● **What you should do**
The data is to be repeated exactly, with the images removed.

● **Figure collection entries**

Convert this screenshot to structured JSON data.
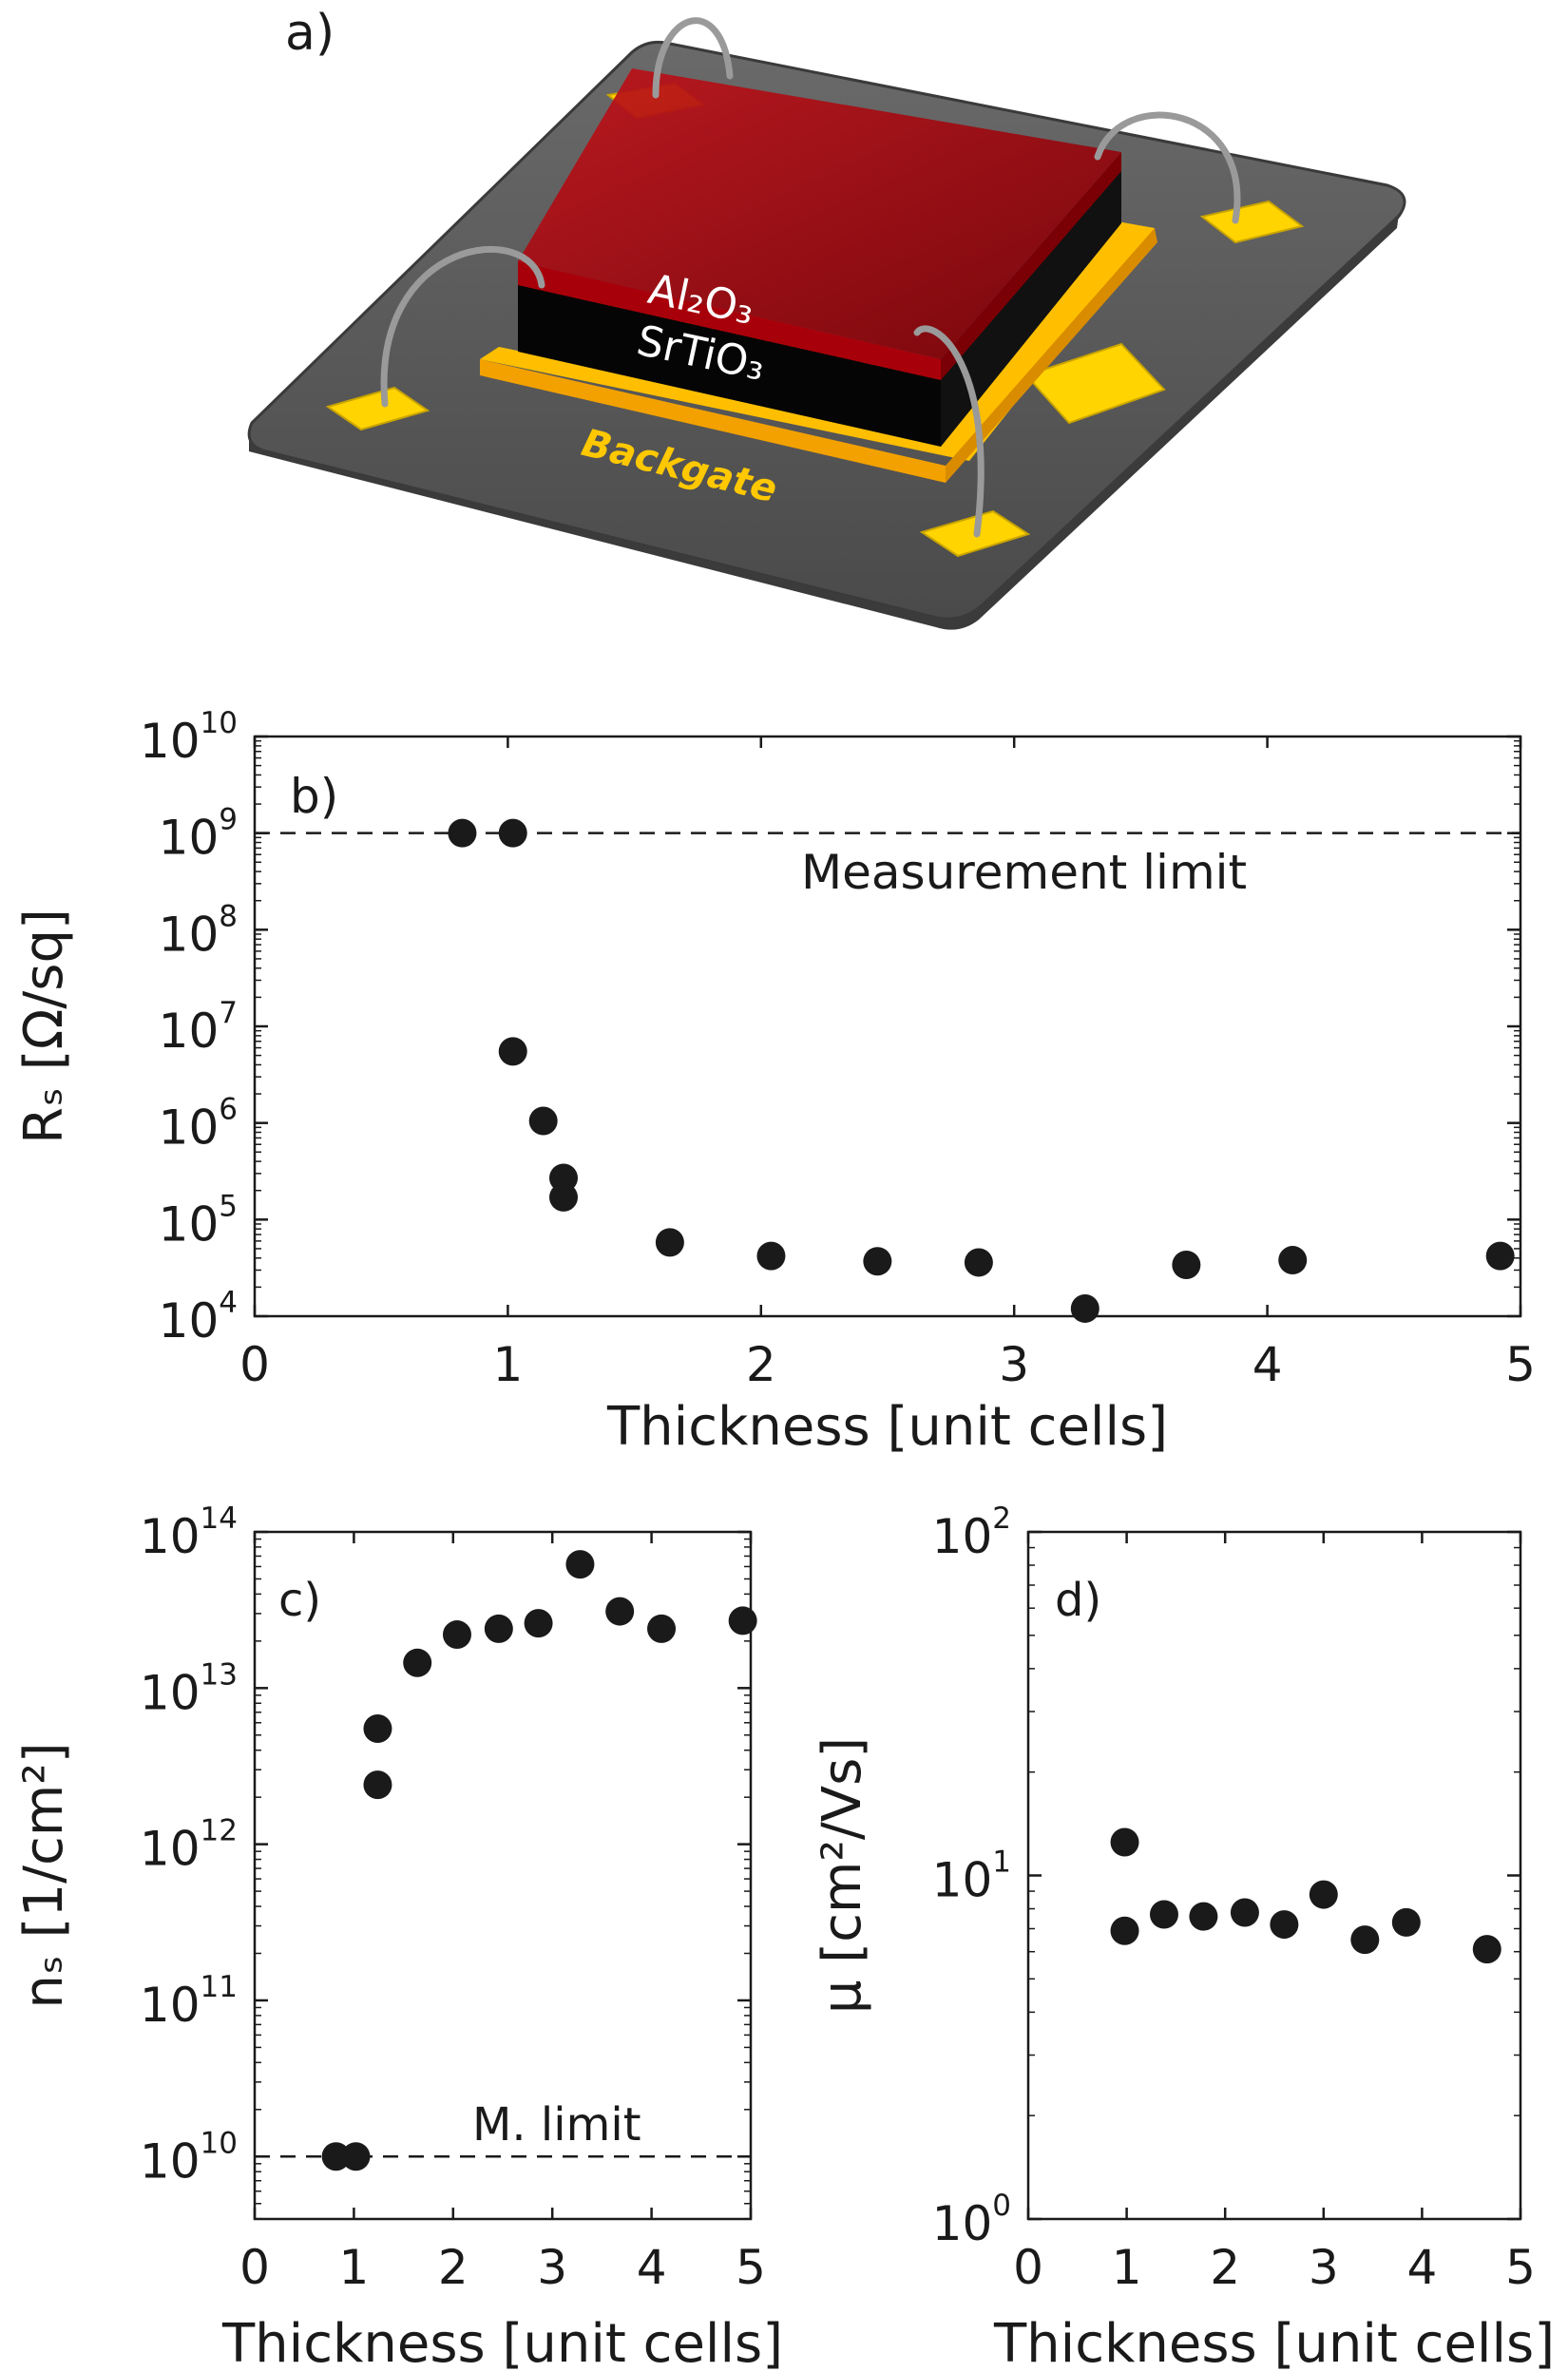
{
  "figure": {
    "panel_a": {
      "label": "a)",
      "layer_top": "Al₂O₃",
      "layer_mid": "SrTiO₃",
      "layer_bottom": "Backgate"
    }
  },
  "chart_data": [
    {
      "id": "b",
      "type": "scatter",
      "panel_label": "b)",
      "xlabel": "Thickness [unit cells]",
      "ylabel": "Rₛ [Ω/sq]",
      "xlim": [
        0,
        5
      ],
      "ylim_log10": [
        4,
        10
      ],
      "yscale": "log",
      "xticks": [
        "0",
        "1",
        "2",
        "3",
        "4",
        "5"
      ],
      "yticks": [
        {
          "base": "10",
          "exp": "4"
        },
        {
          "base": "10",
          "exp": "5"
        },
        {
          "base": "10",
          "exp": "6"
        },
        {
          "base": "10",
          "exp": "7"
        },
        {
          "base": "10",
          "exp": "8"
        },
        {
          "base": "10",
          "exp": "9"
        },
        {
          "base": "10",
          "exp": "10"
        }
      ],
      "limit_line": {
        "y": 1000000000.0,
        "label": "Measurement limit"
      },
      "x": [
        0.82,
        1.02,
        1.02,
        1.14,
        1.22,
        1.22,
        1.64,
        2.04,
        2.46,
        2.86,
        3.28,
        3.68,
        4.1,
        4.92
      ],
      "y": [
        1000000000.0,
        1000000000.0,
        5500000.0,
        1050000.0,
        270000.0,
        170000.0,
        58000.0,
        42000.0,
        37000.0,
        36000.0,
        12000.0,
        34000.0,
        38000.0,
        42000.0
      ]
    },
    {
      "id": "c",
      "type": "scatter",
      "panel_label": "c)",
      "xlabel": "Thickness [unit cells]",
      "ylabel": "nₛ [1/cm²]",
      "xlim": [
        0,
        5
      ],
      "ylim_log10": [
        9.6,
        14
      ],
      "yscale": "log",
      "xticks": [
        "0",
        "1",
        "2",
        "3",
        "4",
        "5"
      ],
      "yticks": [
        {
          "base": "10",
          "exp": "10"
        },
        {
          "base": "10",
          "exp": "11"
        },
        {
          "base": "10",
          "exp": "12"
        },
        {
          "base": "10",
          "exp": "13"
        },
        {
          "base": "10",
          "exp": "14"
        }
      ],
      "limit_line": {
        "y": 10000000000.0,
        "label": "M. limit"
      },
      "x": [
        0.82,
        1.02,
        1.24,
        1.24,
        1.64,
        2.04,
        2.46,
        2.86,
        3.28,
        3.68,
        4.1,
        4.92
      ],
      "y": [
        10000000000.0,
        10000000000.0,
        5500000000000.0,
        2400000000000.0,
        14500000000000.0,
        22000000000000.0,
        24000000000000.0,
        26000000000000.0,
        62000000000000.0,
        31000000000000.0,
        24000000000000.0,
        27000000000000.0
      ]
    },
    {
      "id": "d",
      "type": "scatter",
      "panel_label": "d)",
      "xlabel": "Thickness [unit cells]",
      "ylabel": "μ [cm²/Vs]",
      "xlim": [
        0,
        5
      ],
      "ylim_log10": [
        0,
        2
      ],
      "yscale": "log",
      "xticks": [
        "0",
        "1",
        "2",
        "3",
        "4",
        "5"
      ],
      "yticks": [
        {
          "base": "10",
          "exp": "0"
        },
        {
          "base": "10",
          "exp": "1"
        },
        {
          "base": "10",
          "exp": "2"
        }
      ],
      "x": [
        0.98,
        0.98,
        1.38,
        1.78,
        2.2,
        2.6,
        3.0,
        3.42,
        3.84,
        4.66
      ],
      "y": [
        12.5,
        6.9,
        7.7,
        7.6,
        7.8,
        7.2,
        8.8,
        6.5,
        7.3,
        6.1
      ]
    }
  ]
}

● **Exercise solution**
Convert this screenshot to structured JSON data.
{
  "figure": {
    "panel_a": {
      "label": "a)",
      "layer_top": "Al₂O₃",
      "layer_mid": "SrTiO₃",
      "layer_bottom": "Backgate"
    }
  },
  "chart_data": [
    {
      "id": "b",
      "type": "scatter",
      "panel_label": "b)",
      "xlabel": "Thickness [unit cells]",
      "ylabel": "Rₛ [Ω/sq]",
      "xlim": [
        0,
        5
      ],
      "ylim_log10": [
        4,
        10
      ],
      "yscale": "log",
      "xticks": [
        "0",
        "1",
        "2",
        "3",
        "4",
        "5"
      ],
      "yticks": [
        {
          "base": "10",
          "exp": "4"
        },
        {
          "base": "10",
          "exp": "5"
        },
        {
          "base": "10",
          "exp": "6"
        },
        {
          "base": "10",
          "exp": "7"
        },
        {
          "base": "10",
          "exp": "8"
        },
        {
          "base": "10",
          "exp": "9"
        },
        {
          "base": "10",
          "exp": "10"
        }
      ],
      "limit_line": {
        "y": 1000000000.0,
        "label": "Measurement limit"
      },
      "x": [
        0.82,
        1.02,
        1.02,
        1.14,
        1.22,
        1.22,
        1.64,
        2.04,
        2.46,
        2.86,
        3.28,
        3.68,
        4.1,
        4.92
      ],
      "y": [
        1000000000.0,
        1000000000.0,
        5500000.0,
        1050000.0,
        270000.0,
        170000.0,
        58000.0,
        42000.0,
        37000.0,
        36000.0,
        12000.0,
        34000.0,
        38000.0,
        42000.0
      ]
    },
    {
      "id": "c",
      "type": "scatter",
      "panel_label": "c)",
      "xlabel": "Thickness [unit cells]",
      "ylabel": "nₛ [1/cm²]",
      "xlim": [
        0,
        5
      ],
      "ylim_log10": [
        9.6,
        14
      ],
      "yscale": "log",
      "xticks": [
        "0",
        "1",
        "2",
        "3",
        "4",
        "5"
      ],
      "yticks": [
        {
          "base": "10",
          "exp": "10"
        },
        {
          "base": "10",
          "exp": "11"
        },
        {
          "base": "10",
          "exp": "12"
        },
        {
          "base": "10",
          "exp": "13"
        },
        {
          "base": "10",
          "exp": "14"
        }
      ],
      "limit_line": {
        "y": 10000000000.0,
        "label": "M. limit"
      },
      "x": [
        0.82,
        1.02,
        1.24,
        1.24,
        1.64,
        2.04,
        2.46,
        2.86,
        3.28,
        3.68,
        4.1,
        4.92
      ],
      "y": [
        10000000000.0,
        10000000000.0,
        5500000000000.0,
        2400000000000.0,
        14500000000000.0,
        22000000000000.0,
        24000000000000.0,
        26000000000000.0,
        62000000000000.0,
        31000000000000.0,
        24000000000000.0,
        27000000000000.0
      ]
    },
    {
      "id": "d",
      "type": "scatter",
      "panel_label": "d)",
      "xlabel": "Thickness [unit cells]",
      "ylabel": "μ [cm²/Vs]",
      "xlim": [
        0,
        5
      ],
      "ylim_log10": [
        0,
        2
      ],
      "yscale": "log",
      "xticks": [
        "0",
        "1",
        "2",
        "3",
        "4",
        "5"
      ],
      "yticks": [
        {
          "base": "10",
          "exp": "0"
        },
        {
          "base": "10",
          "exp": "1"
        },
        {
          "base": "10",
          "exp": "2"
        }
      ],
      "x": [
        0.98,
        0.98,
        1.38,
        1.78,
        2.2,
        2.6,
        3.0,
        3.42,
        3.84,
        4.66
      ],
      "y": [
        12.5,
        6.9,
        7.7,
        7.6,
        7.8,
        7.2,
        8.8,
        6.5,
        7.3,
        6.1
      ]
    }
  ]
}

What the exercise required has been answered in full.